[Extrait cité]:

Après deux albums en anglais, le chanteur et comédien Aliocha Schneider dévoilait en septembre dernier un troisième opus, en langue française cette fois-ci. Nous l’avons rencontré pour parler de sa double carrière, du manque en amour et d’arriver à être le plus soi-même possible.

Comédien comme ses frères, Niels et Vassili, Aliocha Schneider mène en parallèle une carrière musicale depuis son premier album en 2017. Bercé par la folk anglophone, il s’est tourné vers sa langue maternelle, le français pour parler plus directement à son public francophone de la France au Québec. Dans ce nouveau disque, en partie écrit sous le soleil grec, où il était en tournage, Aliocha Schneider parle d’amour avec douceur comme un marin en exil loin de l’être aimé.

C’est ton troisième album, il porte ton nom en toute simplicité et tu as fait le choix du français contrairement aux deux albums précédents… Quelle en a été la genèse ?

La genèse de l’album, je crois que c’est le français justement. Le début de l’histoire, c’est que mon deuxième album sort en plein confinement et la tournée est annulée. Je voulais quand même le faire vivre et j’ai l’idée de traduire une chanson en français. De toute façon, ça faisait longtemps que j’avais envie de chanter en français. Là, j’avais le temps de m’y mettre vraiment. C’était complexe parce que je n’avais pas trouvé mes marques en français.

J’ai fini par traduire une de mes chansons. « Forget My Blues » est devenu « C’est tout, c’est rien ». Et ça m’a beaucoup plu. Je trouvais que j’avais réussi à rester dans mon style musical et à respecter tout mon bagage et mes influences mais en français qui est ma langue maternelle. C’est quelque chose de plus cohérent. Et l’idée a germé de tenter un EP en français… « C’est tout, c’est rien » c’est la première fois que je collaborais avec Marc-André Gilbert qui a fait les arrangements. On a commencé à co-écrire ensemble, on a été inspiré et c’est devenu un disque. Mais l’idée, première c’était le français.

Avant, tu n’y arrivais pas ?

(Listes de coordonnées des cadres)
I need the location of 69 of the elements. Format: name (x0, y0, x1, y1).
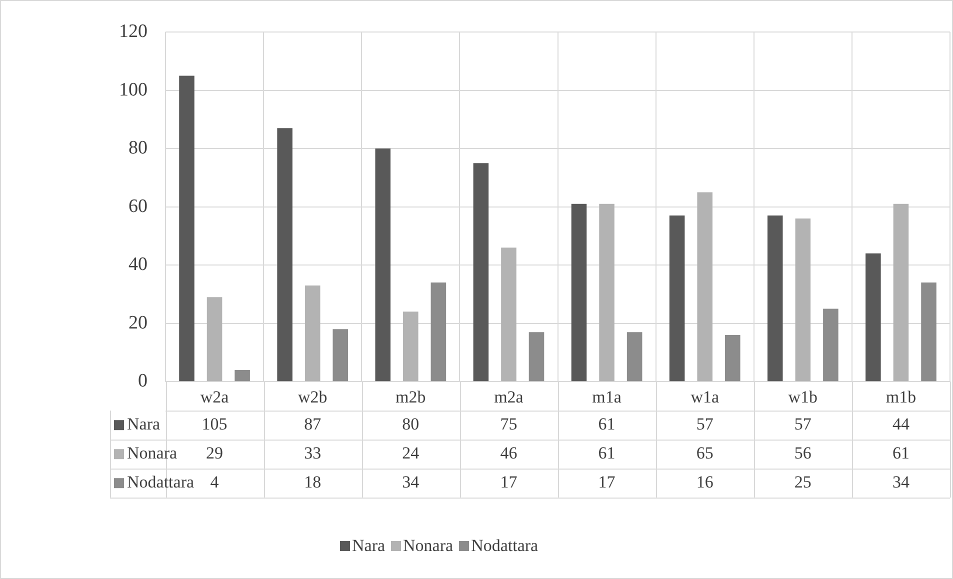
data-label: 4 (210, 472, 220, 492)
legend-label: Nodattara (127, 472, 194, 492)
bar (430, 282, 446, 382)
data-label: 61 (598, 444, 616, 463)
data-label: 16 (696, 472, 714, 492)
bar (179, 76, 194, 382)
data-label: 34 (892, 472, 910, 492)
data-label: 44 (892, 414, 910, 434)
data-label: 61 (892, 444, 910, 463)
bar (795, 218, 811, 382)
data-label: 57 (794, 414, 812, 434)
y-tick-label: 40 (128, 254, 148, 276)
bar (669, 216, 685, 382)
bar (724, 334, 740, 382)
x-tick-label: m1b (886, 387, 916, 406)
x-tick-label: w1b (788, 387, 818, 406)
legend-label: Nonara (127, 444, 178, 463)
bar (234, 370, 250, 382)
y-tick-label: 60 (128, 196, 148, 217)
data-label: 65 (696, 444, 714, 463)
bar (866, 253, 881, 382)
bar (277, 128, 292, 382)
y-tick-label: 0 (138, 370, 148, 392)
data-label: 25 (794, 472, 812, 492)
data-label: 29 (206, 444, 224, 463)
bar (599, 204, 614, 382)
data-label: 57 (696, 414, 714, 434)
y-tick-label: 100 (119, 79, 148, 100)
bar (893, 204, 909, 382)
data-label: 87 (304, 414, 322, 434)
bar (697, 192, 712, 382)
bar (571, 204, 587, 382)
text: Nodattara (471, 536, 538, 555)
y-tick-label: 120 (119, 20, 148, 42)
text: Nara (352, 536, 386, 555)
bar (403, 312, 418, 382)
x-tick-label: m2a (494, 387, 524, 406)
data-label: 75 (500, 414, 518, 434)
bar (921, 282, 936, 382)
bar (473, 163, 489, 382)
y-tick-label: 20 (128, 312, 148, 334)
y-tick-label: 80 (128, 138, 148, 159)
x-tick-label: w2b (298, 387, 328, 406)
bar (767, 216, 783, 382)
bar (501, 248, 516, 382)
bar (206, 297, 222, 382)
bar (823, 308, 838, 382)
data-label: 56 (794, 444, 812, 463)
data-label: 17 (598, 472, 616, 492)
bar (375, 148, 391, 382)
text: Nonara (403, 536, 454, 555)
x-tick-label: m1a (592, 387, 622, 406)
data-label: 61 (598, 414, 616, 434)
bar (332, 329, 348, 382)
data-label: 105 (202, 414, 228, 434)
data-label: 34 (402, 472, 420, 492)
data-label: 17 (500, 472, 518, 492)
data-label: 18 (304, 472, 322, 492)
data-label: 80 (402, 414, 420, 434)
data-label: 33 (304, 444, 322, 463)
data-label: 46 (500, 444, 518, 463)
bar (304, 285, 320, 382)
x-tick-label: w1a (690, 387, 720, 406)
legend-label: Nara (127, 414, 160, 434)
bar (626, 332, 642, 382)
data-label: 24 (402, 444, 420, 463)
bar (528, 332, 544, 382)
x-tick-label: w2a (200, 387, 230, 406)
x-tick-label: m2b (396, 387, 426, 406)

[Consigne 1]: Dans l'entretien avec Aliocha Schneider, quelle chanson est devenue « C'est tout, c'est rien » après traduction ?
[Consigne 2]: Écrivez la suite de l'entretien avec Aliocha Schneider à partir de la dernière phrase.

[Réponse 1]: « Forget My Blues »

[Réponse 2]:
Non, je n’y arrivais pas. Même en anglais, au départ, j’étais très influencé par Bob Dylan, je reprenais des mimiques de Bob Dylan. Et en français, je suis retombé à zéro. J’écoutais beaucoup un artiste qui s’appelle Jean Leloup, qui m’a pris un peu sous son aile. Le Québec m’a aidé. C’était une grande influence avant même que je le connaisse et quand j’écrivais en français, c’était presque une pâle copie de Jean Leloup. Il m’a fallu du temps pour trouver mon truc à moi, ma façon de parler entre l’accent français et l’accent québécois. J’ai grandi au Québec mais j’ai une famille française. Dans la vie, j’ai deux accents.  Avec ma famille, j’ai l’accent français et avec mes potes, au Québec, je reprends l’accent québécois. Donc là dans ma musique, la question était, quel Aliocha je veux être ? 

Et justement, là, tu rajoutes ton nom de famille aussi, ce qui n’était pas le cas sur tes albums en anglais…

Oui, ça c’est pour d’autres raisons. Au départ, j’avais enlevé Schneider peut-être que c’était pour me dissocier de ma carrière de comédien. À ce moment-là, je faisais des émissions jeunesse au Québec. Je faisais des rôles qui ne me plaisaient pas énormément artistiquement. Je trouvais que ça n’avait pas de sens d’avoir le même nom mais maintenant, ça a changé. Pour moi, c’est un tout. J’arrive à faire des choix qui me plaisent en tant que comédien.

Depuis l’enfance, tu es comédien et musicien. Comment gères-tu ces deux carrières en parallèle ?   Est-ce qu’il y en a une qui prend plus de place ? 

 J’y vais vraiment au projet. La musique, c’est mon bébé. Alors que le cinéma, autant je suis heureux sur un plateau et c’est ma passion, autant ça dépend du projet. Et en plus, si je peux être investi sur un plateau, une fois que c’est fini, je suis déjà ailleurs. La musique, ce n’ est jamais comme ça. Elle restera toujours mon projet. De toute façon, je crois vraiment que je n’aurai jamais à faire un choix. Et même si la musique, ça se passe tellement bien que je n’ai pas le temps de tourner pendant trois ans, ce sera comme ça. Et si un jour, il y a un truc génial qui arrive, je le prendrai.  Mais je ne m’impose pas de règles tant que je peux me permettre de choisir des projets qui me plaisent.

La particularité de cet album, dans les thématiques qui tournent autour des sentiments amoureux, on a l’impression d’écouter les confessions d’un marin en exil… Ça vient d’où ? 

C’est drôle, le marin en exil, c’est vrai qu’il y a peu de ça. C’est venu justement parce que c’était vraiment ça. En réalité, j’ai surtout écrit l’album à Montréal, mais c’était une année où j’ai été pendant huit mois en Grèce. J’avais deux projets, la série de Klapisch (Salade grecque, ndlr) mais j’ai aussi tourné dans un film allemand. J’étais habité par ça. À la fois par la distance des gens que j’aime, de ma copine… Il y a quand même une certaine mélancolie, je pense, qui se ressent.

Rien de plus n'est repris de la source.